→ **Written request**: Look for "name" in the listing below. Gather each line that contains it.

Figure content listings:
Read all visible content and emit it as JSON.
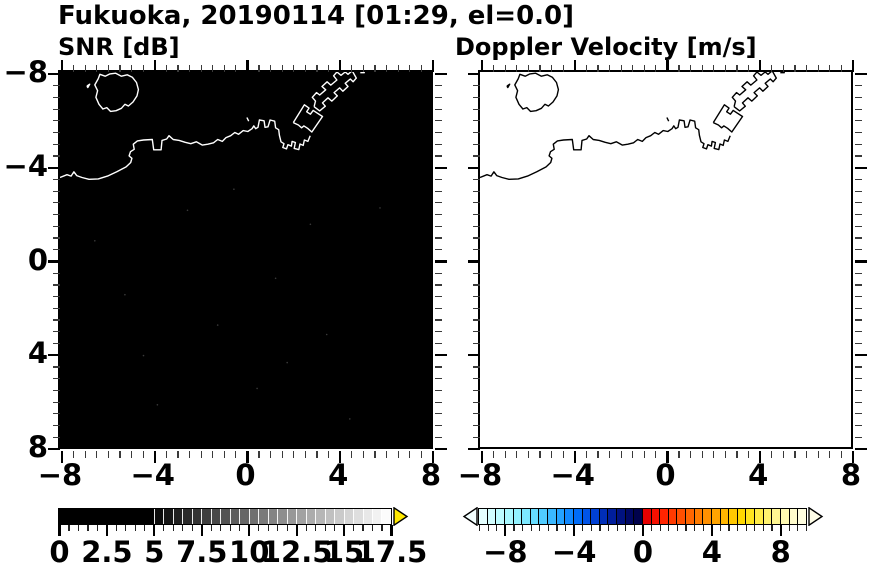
{
  "title": "Fukuoka, 20190114 [01:29, el=0.0]",
  "chart_data": {
    "type": "heatmap",
    "description": "Two-panel radar PPI display (cartesian, km east/north of radar) over Fukuoka / Hakata Bay with coastline overlay; both fields empty (no echoes).",
    "axes": {
      "xlim": [
        -8,
        8
      ],
      "ylim": [
        -8,
        8
      ],
      "major_ticks": [
        -8,
        -4,
        0,
        4,
        8
      ],
      "minor_tick_step": 0.5,
      "x_tick_labels": [
        "−8",
        "−4",
        "0",
        "4",
        "8"
      ],
      "y_tick_labels": [
        "8",
        "4",
        "0",
        "−4",
        "−8"
      ],
      "ticks_direction": "out",
      "grid": false
    },
    "panels": [
      {
        "id": "snr",
        "subtitle": "SNR [dB]",
        "background": "#000000",
        "coastline_color": "#ffffff",
        "field": "uniform minimum (all pixels at/below 0 dB, rendered black)",
        "speckle_color": "#3a3a3a",
        "colorbar": {
          "range": [
            0,
            17.5
          ],
          "solid_low_end": 5,
          "major_tick_values": [
            0,
            2.5,
            5,
            7.5,
            10,
            12.5,
            15,
            17.5
          ],
          "tick_labels": [
            "0",
            "2.5",
            "5",
            "7.5",
            "10",
            "12.5",
            "15",
            "17.5"
          ],
          "minor_tick_step": 0.5,
          "over_arrow_color": "#ffe800",
          "cells": [
            "#0c0c0c",
            "#161616",
            "#202020",
            "#2a2a2a",
            "#343434",
            "#3e3e3e",
            "#484848",
            "#525252",
            "#5c5c5c",
            "#666666",
            "#707070",
            "#7a7a7a",
            "#848484",
            "#8e8e8e",
            "#989898",
            "#a2a2a2",
            "#acacac",
            "#b6b6b6",
            "#c0c0c0",
            "#cacaca",
            "#d4d4d4",
            "#dedede",
            "#e8e8e8",
            "#f2f2f2",
            "#fcfcfc"
          ]
        }
      },
      {
        "id": "velocity",
        "subtitle": "Doppler Velocity [m/s]",
        "background": "#ffffff",
        "coastline_color": "#000000",
        "field": "empty (no echoes, rendered white)",
        "colorbar": {
          "range": [
            -9.5,
            9.5
          ],
          "major_tick_values": [
            -8,
            -4,
            0,
            4,
            8
          ],
          "tick_labels": [
            "−8",
            "−4",
            "0",
            "4",
            "8"
          ],
          "minor_tick_step": 0.5,
          "under_arrow_color": "#f2ffff",
          "over_arrow_color": "#fffee8",
          "cells": [
            "#e4ffff",
            "#d2feff",
            "#bdfcff",
            "#a8f8ff",
            "#92f2ff",
            "#7ce8ff",
            "#66dcff",
            "#50ccff",
            "#3ab8ff",
            "#24a2ff",
            "#1088ff",
            "#006cf8",
            "#0054e8",
            "#0040d4",
            "#002eb8",
            "#001e9c",
            "#001280",
            "#000864",
            "#00024c",
            "#e60000",
            "#f51000",
            "#ff2400",
            "#ff3a00",
            "#ff5000",
            "#ff6600",
            "#ff7c00",
            "#ff9000",
            "#ffa400",
            "#ffb600",
            "#ffc800",
            "#ffd800",
            "#ffe41e",
            "#ffec48",
            "#fff26e",
            "#fff692",
            "#fffab2",
            "#fffccc",
            "#fffee0"
          ]
        }
      }
    ],
    "coastline_paths": [
      {
        "name": "nokonoshima-island",
        "points": [
          [
            -6.35,
            7.72
          ],
          [
            -6.28,
            7.9
          ],
          [
            -6.05,
            7.82
          ],
          [
            -5.85,
            7.92
          ],
          [
            -5.6,
            7.95
          ],
          [
            -5.35,
            7.82
          ],
          [
            -5.1,
            7.88
          ],
          [
            -4.88,
            7.78
          ],
          [
            -4.7,
            7.55
          ],
          [
            -4.62,
            7.25
          ],
          [
            -4.68,
            6.98
          ],
          [
            -4.85,
            6.72
          ],
          [
            -5.05,
            6.55
          ],
          [
            -5.2,
            6.62
          ],
          [
            -5.35,
            6.45
          ],
          [
            -5.58,
            6.35
          ],
          [
            -5.82,
            6.32
          ],
          [
            -5.98,
            6.48
          ],
          [
            -6.15,
            6.42
          ],
          [
            -6.32,
            6.62
          ],
          [
            -6.45,
            6.92
          ],
          [
            -6.38,
            7.2
          ],
          [
            -6.5,
            7.45
          ],
          [
            -6.35,
            7.72
          ]
        ]
      },
      {
        "name": "islet-dot",
        "points": [
          [
            -6.84,
            7.4
          ],
          [
            -6.72,
            7.48
          ],
          [
            -6.8,
            7.34
          ],
          [
            -6.84,
            7.4
          ]
        ]
      },
      {
        "name": "main-coast",
        "points": [
          [
            -8,
            3.5
          ],
          [
            -7.7,
            3.62
          ],
          [
            -7.52,
            3.56
          ],
          [
            -7.4,
            3.74
          ],
          [
            -7.28,
            3.58
          ],
          [
            -7.05,
            3.5
          ],
          [
            -6.75,
            3.42
          ],
          [
            -6.35,
            3.44
          ],
          [
            -5.95,
            3.56
          ],
          [
            -5.55,
            3.74
          ],
          [
            -5.15,
            3.95
          ],
          [
            -4.95,
            4.14
          ],
          [
            -4.9,
            4.32
          ],
          [
            -5.02,
            4.42
          ],
          [
            -4.96,
            4.6
          ],
          [
            -4.8,
            4.7
          ],
          [
            -4.84,
            4.92
          ],
          [
            -4.66,
            5.06
          ],
          [
            -4.4,
            5.1
          ],
          [
            -4.02,
            5.12
          ],
          [
            -3.96,
            4.68
          ],
          [
            -3.64,
            4.68
          ],
          [
            -3.6,
            5.08
          ],
          [
            -3.4,
            5.14
          ],
          [
            -3.3,
            5.28
          ],
          [
            -3.12,
            5.12
          ],
          [
            -2.86,
            5.08
          ],
          [
            -2.6,
            5.0
          ],
          [
            -2.36,
            4.94
          ],
          [
            -2.12,
            5.02
          ],
          [
            -1.86,
            4.88
          ],
          [
            -1.62,
            4.92
          ],
          [
            -1.38,
            4.98
          ],
          [
            -1.2,
            5.12
          ],
          [
            -1.0,
            5.04
          ],
          [
            -0.84,
            5.2
          ],
          [
            -0.64,
            5.28
          ],
          [
            -0.46,
            5.42
          ],
          [
            -0.3,
            5.34
          ],
          [
            -0.1,
            5.5
          ],
          [
            0.1,
            5.46
          ],
          [
            0.28,
            5.58
          ],
          [
            0.36,
            5.7
          ],
          [
            0.44,
            5.58
          ],
          [
            0.54,
            5.64
          ],
          [
            0.6,
            5.95
          ],
          [
            0.8,
            5.92
          ],
          [
            0.84,
            5.64
          ],
          [
            0.97,
            5.66
          ],
          [
            1.06,
            5.95
          ],
          [
            1.26,
            5.9
          ],
          [
            1.3,
            5.62
          ],
          [
            1.43,
            5.54
          ],
          [
            1.46,
            5.3
          ],
          [
            1.53,
            5.02
          ],
          [
            1.66,
            4.94
          ],
          [
            1.61,
            4.78
          ],
          [
            1.77,
            4.72
          ],
          [
            1.83,
            4.9
          ],
          [
            1.98,
            4.84
          ],
          [
            2.01,
            5.04
          ],
          [
            2.15,
            4.99
          ],
          [
            2.1,
            4.74
          ],
          [
            2.3,
            4.69
          ],
          [
            2.35,
            4.93
          ],
          [
            2.49,
            4.87
          ],
          [
            2.54,
            5.1
          ],
          [
            2.69,
            5.04
          ],
          [
            2.79,
            5.28
          ]
        ]
      },
      {
        "name": "harbor-block",
        "points": [
          [
            2.06,
            5.84
          ],
          [
            2.28,
            5.74
          ],
          [
            2.42,
            5.62
          ],
          [
            2.52,
            5.7
          ],
          [
            2.68,
            5.6
          ],
          [
            2.86,
            5.44
          ],
          [
            3.32,
            6.1
          ],
          [
            2.92,
            6.36
          ],
          [
            2.8,
            6.2
          ],
          [
            2.64,
            6.3
          ],
          [
            2.74,
            6.46
          ],
          [
            2.54,
            6.6
          ],
          [
            2.06,
            5.84
          ]
        ]
      },
      {
        "name": "harbor-piers",
        "points": [
          [
            2.96,
            6.52
          ],
          [
            3.2,
            6.34
          ],
          [
            3.44,
            6.54
          ],
          [
            3.32,
            6.68
          ],
          [
            3.56,
            6.9
          ],
          [
            3.72,
            6.76
          ],
          [
            3.96,
            6.98
          ],
          [
            3.82,
            7.12
          ],
          [
            4.06,
            7.32
          ],
          [
            4.2,
            7.18
          ],
          [
            4.42,
            7.38
          ],
          [
            4.3,
            7.52
          ],
          [
            4.52,
            7.7
          ],
          [
            4.64,
            7.58
          ],
          [
            4.78,
            7.74
          ],
          [
            4.6,
            8.05
          ],
          [
            4.42,
            7.9
          ],
          [
            4.3,
            8.0
          ],
          [
            4.12,
            7.86
          ],
          [
            3.94,
            8.0
          ],
          [
            3.8,
            7.84
          ],
          [
            3.94,
            7.66
          ],
          [
            3.68,
            7.44
          ],
          [
            3.52,
            7.58
          ],
          [
            3.3,
            7.38
          ],
          [
            3.46,
            7.24
          ],
          [
            3.2,
            7.02
          ],
          [
            3.06,
            7.12
          ],
          [
            2.88,
            6.92
          ],
          [
            3.02,
            6.76
          ],
          [
            2.96,
            6.52
          ]
        ]
      },
      {
        "name": "small-islet-mark",
        "points": [
          [
            0.06,
            6.06
          ],
          [
            0.14,
            5.9
          ]
        ]
      },
      {
        "name": "top-edge-mark",
        "points": [
          [
            4.95,
            7.97
          ],
          [
            5.12,
            7.97
          ],
          [
            5.12,
            8.1
          ]
        ]
      }
    ],
    "speckles": [
      [
        -2.5,
        2.1
      ],
      [
        1.3,
        -0.8
      ],
      [
        3.5,
        -3.2
      ],
      [
        -5.2,
        -1.5
      ],
      [
        0.5,
        -5.5
      ],
      [
        -3.8,
        -6.2
      ],
      [
        2.8,
        1.5
      ],
      [
        -1.2,
        -2.8
      ],
      [
        4.5,
        -6.8
      ],
      [
        -6.5,
        0.8
      ],
      [
        1.8,
        -4.4
      ],
      [
        -0.5,
        3.0
      ],
      [
        5.8,
        2.2
      ],
      [
        -4.4,
        -4.1
      ]
    ]
  }
}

→ **Answer to this problem**:
        "name": "nokonoshima-island",
        "name": "islet-dot",
        "name": "main-coast",
        "name": "harbor-block",
        "name": "harbor-piers",
        "name": "small-islet-mark",
        "name": "top-edge-mark",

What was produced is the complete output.